_The exercise_.
Find the string "trillion" and gather every line that holds it.

_Input material_.

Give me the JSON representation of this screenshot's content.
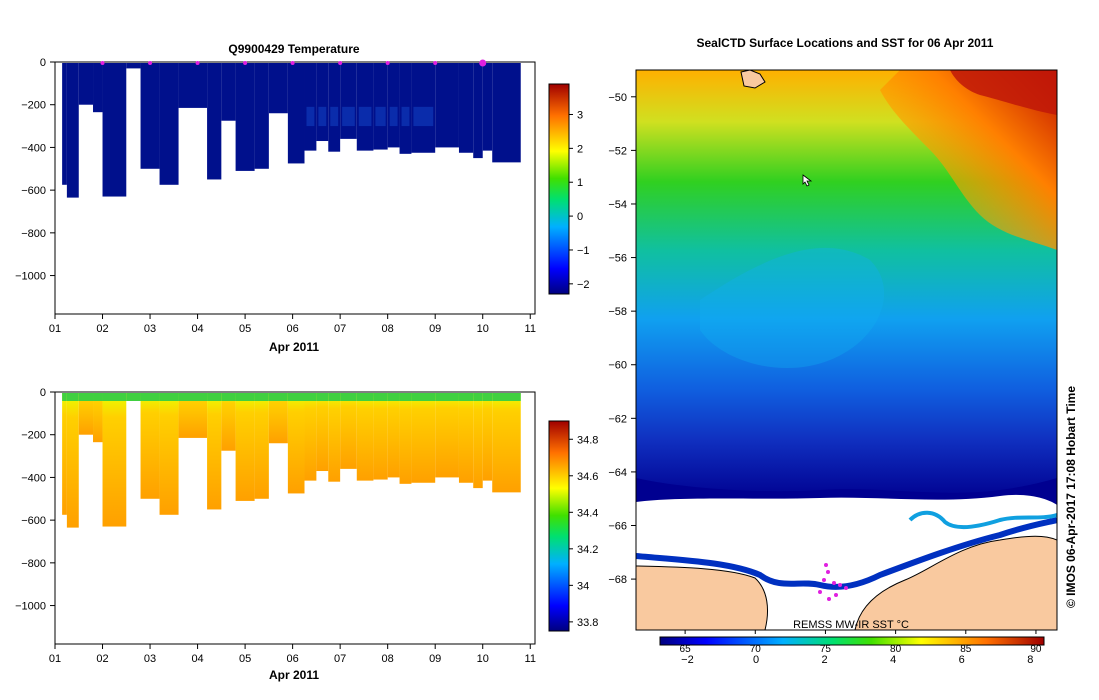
{
  "chart_data": [
    {
      "type": "heatmap",
      "title": "Q9900429  Temperature",
      "xlabel": "Apr 2011",
      "ylabel": "",
      "x_ticks": [
        "01",
        "02",
        "03",
        "04",
        "05",
        "06",
        "07",
        "08",
        "09",
        "10",
        "11"
      ],
      "y_ticks": [
        0,
        -200,
        -400,
        -600,
        -800,
        -1000
      ],
      "xlim": [
        1,
        11.1
      ],
      "ylim": [
        -1180,
        0
      ],
      "colorbar_ticks": [
        3,
        2,
        1,
        0,
        -1,
        -2
      ],
      "colorbar_range": [
        -2.3,
        3.9
      ],
      "surfacing_markers": [
        2.0,
        3.0,
        4.0,
        5.0,
        6.0,
        7.0,
        8.0,
        9.0,
        10.0
      ],
      "highlight_marker": 10.0,
      "profile_bottoms": [
        {
          "x0": 1.15,
          "x1": 1.25,
          "depth": -575
        },
        {
          "x0": 1.25,
          "x1": 1.5,
          "depth": -635
        },
        {
          "x0": 1.5,
          "x1": 1.8,
          "depth": -200
        },
        {
          "x0": 1.8,
          "x1": 2.0,
          "depth": -235
        },
        {
          "x0": 2.0,
          "x1": 2.5,
          "depth": -630
        },
        {
          "x0": 2.5,
          "x1": 2.8,
          "depth": -30
        },
        {
          "x0": 2.8,
          "x1": 3.2,
          "depth": -500
        },
        {
          "x0": 3.2,
          "x1": 3.6,
          "depth": -575
        },
        {
          "x0": 3.6,
          "x1": 4.2,
          "depth": -215
        },
        {
          "x0": 4.2,
          "x1": 4.5,
          "depth": -550
        },
        {
          "x0": 4.5,
          "x1": 4.8,
          "depth": -275
        },
        {
          "x0": 4.8,
          "x1": 5.2,
          "depth": -510
        },
        {
          "x0": 5.2,
          "x1": 5.5,
          "depth": -500
        },
        {
          "x0": 5.5,
          "x1": 5.9,
          "depth": -240
        },
        {
          "x0": 5.9,
          "x1": 6.25,
          "depth": -475
        },
        {
          "x0": 6.25,
          "x1": 6.5,
          "depth": -415
        },
        {
          "x0": 6.5,
          "x1": 6.75,
          "depth": -370
        },
        {
          "x0": 6.75,
          "x1": 7.0,
          "depth": -420
        },
        {
          "x0": 7.0,
          "x1": 7.35,
          "depth": -360
        },
        {
          "x0": 7.35,
          "x1": 7.7,
          "depth": -415
        },
        {
          "x0": 7.7,
          "x1": 8.0,
          "depth": -410
        },
        {
          "x0": 8.0,
          "x1": 8.25,
          "depth": -400
        },
        {
          "x0": 8.25,
          "x1": 8.5,
          "depth": -430
        },
        {
          "x0": 8.5,
          "x1": 9.0,
          "depth": -425
        },
        {
          "x0": 9.0,
          "x1": 9.5,
          "depth": -400
        },
        {
          "x0": 9.5,
          "x1": 9.8,
          "depth": -425
        },
        {
          "x0": 9.8,
          "x1": 10.0,
          "depth": -450
        },
        {
          "x0": 10.0,
          "x1": 10.2,
          "depth": -415
        },
        {
          "x0": 10.2,
          "x1": 10.8,
          "depth": -470
        }
      ]
    },
    {
      "type": "heatmap",
      "title": "",
      "xlabel": "Apr 2011",
      "ylabel": "",
      "x_ticks": [
        "01",
        "02",
        "03",
        "04",
        "05",
        "06",
        "07",
        "08",
        "09",
        "10",
        "11"
      ],
      "y_ticks": [
        0,
        -200,
        -400,
        -600,
        -800,
        -1000
      ],
      "xlim": [
        1,
        11.1
      ],
      "ylim": [
        -1180,
        0
      ],
      "colorbar_ticks": [
        34.8,
        34.6,
        34.4,
        34.2,
        34,
        33.8
      ],
      "colorbar_range": [
        33.75,
        34.9
      ],
      "profile_bottoms": "same as temperature section"
    },
    {
      "type": "heatmap",
      "title": "SealCTD Surface Locations and SST for 06 Apr 2011",
      "xlabel": "",
      "ylabel": "",
      "x_ticks": [
        "65",
        "70",
        "75",
        "80",
        "85",
        "90"
      ],
      "y_ticks": [
        -50,
        -52,
        -54,
        -56,
        -58,
        -60,
        -62,
        -64,
        -66,
        -68
      ],
      "xlim": [
        61.5,
        91.5
      ],
      "ylim": [
        -69.9,
        -49
      ],
      "colorbar_label": "REMSS MW-IR SST °C",
      "colorbar_ticks": [
        -2,
        0,
        2,
        4,
        6,
        8
      ],
      "colorbar_range": [
        -2.8,
        8.4
      ],
      "credit": "© IMOS 06-Apr-2017 17:08 Hobart Time"
    }
  ],
  "colors": {
    "land": "#f9c99f",
    "ice": "#ffffff",
    "marker": "#e020e0"
  }
}
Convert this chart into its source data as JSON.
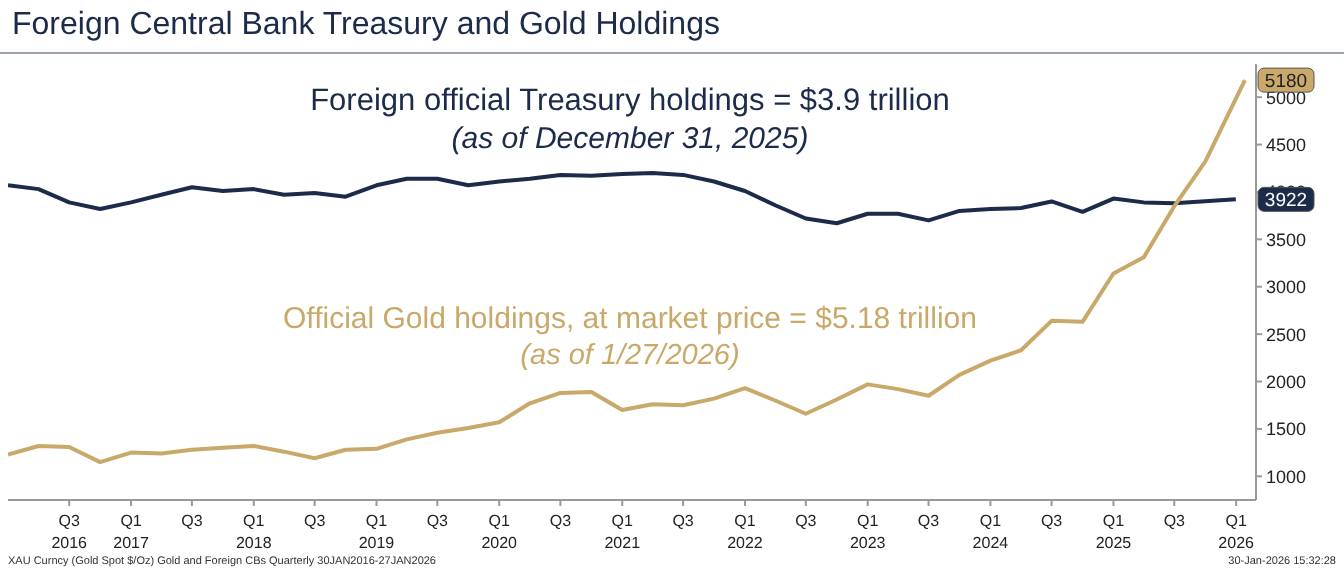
{
  "chart_data": {
    "type": "line",
    "title": "Foreign Central Bank Treasury and Gold Holdings",
    "annotations": [
      "Foreign official Treasury holdings = $3.9 trillion",
      "(as of December 31, 2025)",
      "Official Gold holdings, at market price = $5.18 trillion",
      "(as of 1/27/2026)",
      "XAU Curncy (Gold Spot $/Oz) Gold and Foreign CBs Quarterly 30JAN2016-27JAN2026",
      "30-Jan-2026 15:32:28"
    ],
    "xlim": [
      "2016-01",
      "2026-03"
    ],
    "xticks": [
      {
        "value": "2016-07",
        "label": "Q3\n2016"
      },
      {
        "value": "2017-01",
        "label": "Q1\n2017"
      },
      {
        "value": "2017-07",
        "label": "Q3"
      },
      {
        "value": "2018-01",
        "label": "Q1\n2018"
      },
      {
        "value": "2018-07",
        "label": "Q3"
      },
      {
        "value": "2019-01",
        "label": "Q1\n2019"
      },
      {
        "value": "2019-07",
        "label": "Q3"
      },
      {
        "value": "2020-01",
        "label": "Q1\n2020"
      },
      {
        "value": "2020-07",
        "label": "Q3"
      },
      {
        "value": "2021-01",
        "label": "Q1\n2021"
      },
      {
        "value": "2021-07",
        "label": "Q3"
      },
      {
        "value": "2022-01",
        "label": "Q1\n2022"
      },
      {
        "value": "2022-07",
        "label": "Q3"
      },
      {
        "value": "2023-01",
        "label": "Q1\n2023"
      },
      {
        "value": "2023-07",
        "label": "Q3"
      },
      {
        "value": "2024-01",
        "label": "Q1\n2024"
      },
      {
        "value": "2024-07",
        "label": "Q3"
      },
      {
        "value": "2025-01",
        "label": "Q1\n2025"
      },
      {
        "value": "2025-07",
        "label": "Q3"
      },
      {
        "value": "2026-01",
        "label": "Q1\n2026"
      }
    ],
    "ylim": [
      750,
      5350
    ],
    "yticks": [
      1000,
      1500,
      2000,
      2500,
      3000,
      3500,
      4000,
      4500,
      5000
    ],
    "grid": false,
    "legend": false,
    "marker": "none",
    "line_style": "solid",
    "series": [
      {
        "color": "#1c2b4a",
        "x": [
          "2016-01",
          "2016-04",
          "2016-07",
          "2016-10",
          "2017-01",
          "2017-04",
          "2017-07",
          "2017-10",
          "2018-01",
          "2018-04",
          "2018-07",
          "2018-10",
          "2019-01",
          "2019-04",
          "2019-07",
          "2019-10",
          "2020-01",
          "2020-04",
          "2020-07",
          "2020-10",
          "2021-01",
          "2021-04",
          "2021-07",
          "2021-10",
          "2022-01",
          "2022-04",
          "2022-07",
          "2022-10",
          "2023-01",
          "2023-04",
          "2023-07",
          "2023-10",
          "2024-01",
          "2024-04",
          "2024-07",
          "2024-10",
          "2025-01",
          "2025-04",
          "2025-07",
          "2025-12-31"
        ],
        "values": [
          4070,
          4030,
          3890,
          3820,
          3890,
          3970,
          4050,
          4010,
          4030,
          3970,
          3990,
          3950,
          4070,
          4140,
          4140,
          4070,
          4110,
          4140,
          4180,
          4170,
          4190,
          4200,
          4180,
          4110,
          4010,
          3860,
          3720,
          3670,
          3770,
          3770,
          3700,
          3800,
          3820,
          3830,
          3900,
          3790,
          3930,
          3890,
          3880,
          3922
        ],
        "value_labels": [
          null,
          null,
          null,
          null,
          null,
          null,
          null,
          null,
          null,
          null,
          null,
          null,
          null,
          null,
          null,
          null,
          null,
          null,
          null,
          null,
          null,
          null,
          null,
          null,
          null,
          null,
          null,
          null,
          null,
          null,
          null,
          null,
          null,
          null,
          null,
          null,
          null,
          null,
          null,
          "3922"
        ]
      },
      {
        "color": "#c9a96a",
        "x": [
          "2016-01",
          "2016-04",
          "2016-07",
          "2016-10",
          "2017-01",
          "2017-04",
          "2017-07",
          "2017-10",
          "2018-01",
          "2018-04",
          "2018-07",
          "2018-10",
          "2019-01",
          "2019-04",
          "2019-07",
          "2019-10",
          "2020-01",
          "2020-04",
          "2020-07",
          "2020-10",
          "2021-01",
          "2021-04",
          "2021-07",
          "2021-10",
          "2022-01",
          "2022-04",
          "2022-07",
          "2022-10",
          "2023-01",
          "2023-04",
          "2023-07",
          "2023-10",
          "2024-01",
          "2024-04",
          "2024-07",
          "2024-10",
          "2025-01",
          "2025-04",
          "2025-07",
          "2025-10",
          "2026-01-27"
        ],
        "values": [
          1230,
          1320,
          1310,
          1150,
          1250,
          1240,
          1280,
          1300,
          1320,
          1260,
          1190,
          1280,
          1290,
          1390,
          1460,
          1510,
          1570,
          1770,
          1880,
          1890,
          1700,
          1760,
          1750,
          1820,
          1930,
          1800,
          1660,
          1810,
          1970,
          1920,
          1850,
          2070,
          2220,
          2330,
          2640,
          2630,
          3140,
          3310,
          3850,
          4320,
          5180
        ],
        "value_labels": [
          null,
          null,
          null,
          null,
          null,
          null,
          null,
          null,
          null,
          null,
          null,
          null,
          null,
          null,
          null,
          null,
          null,
          null,
          null,
          null,
          null,
          null,
          null,
          null,
          null,
          null,
          null,
          null,
          null,
          null,
          null,
          null,
          null,
          null,
          null,
          null,
          null,
          null,
          null,
          null,
          "5180"
        ]
      }
    ]
  }
}
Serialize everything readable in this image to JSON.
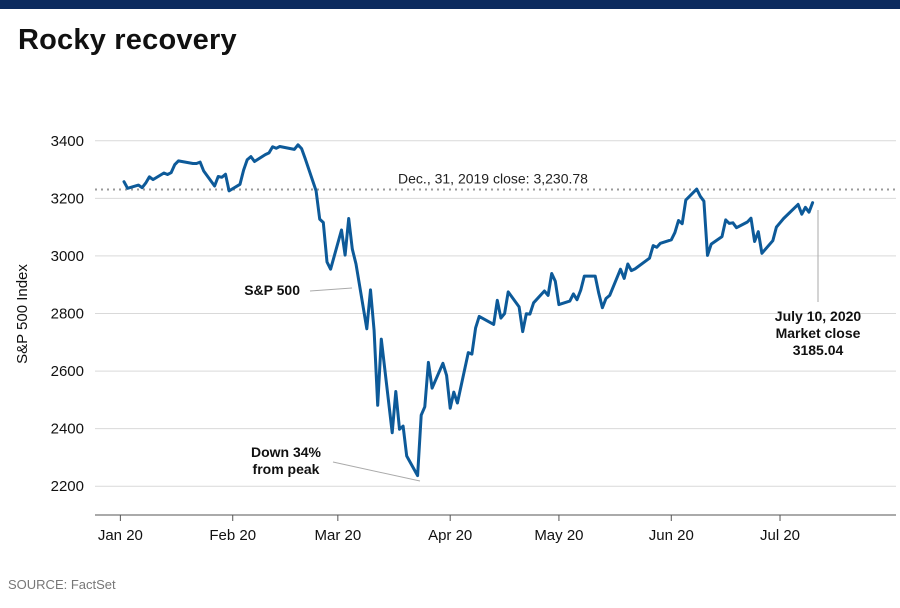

_Expected answer_.
      "Foreign official Treasury holdings = $3.9 trillion",
      "Official Gold holdings, at market price = $5.18 trillion",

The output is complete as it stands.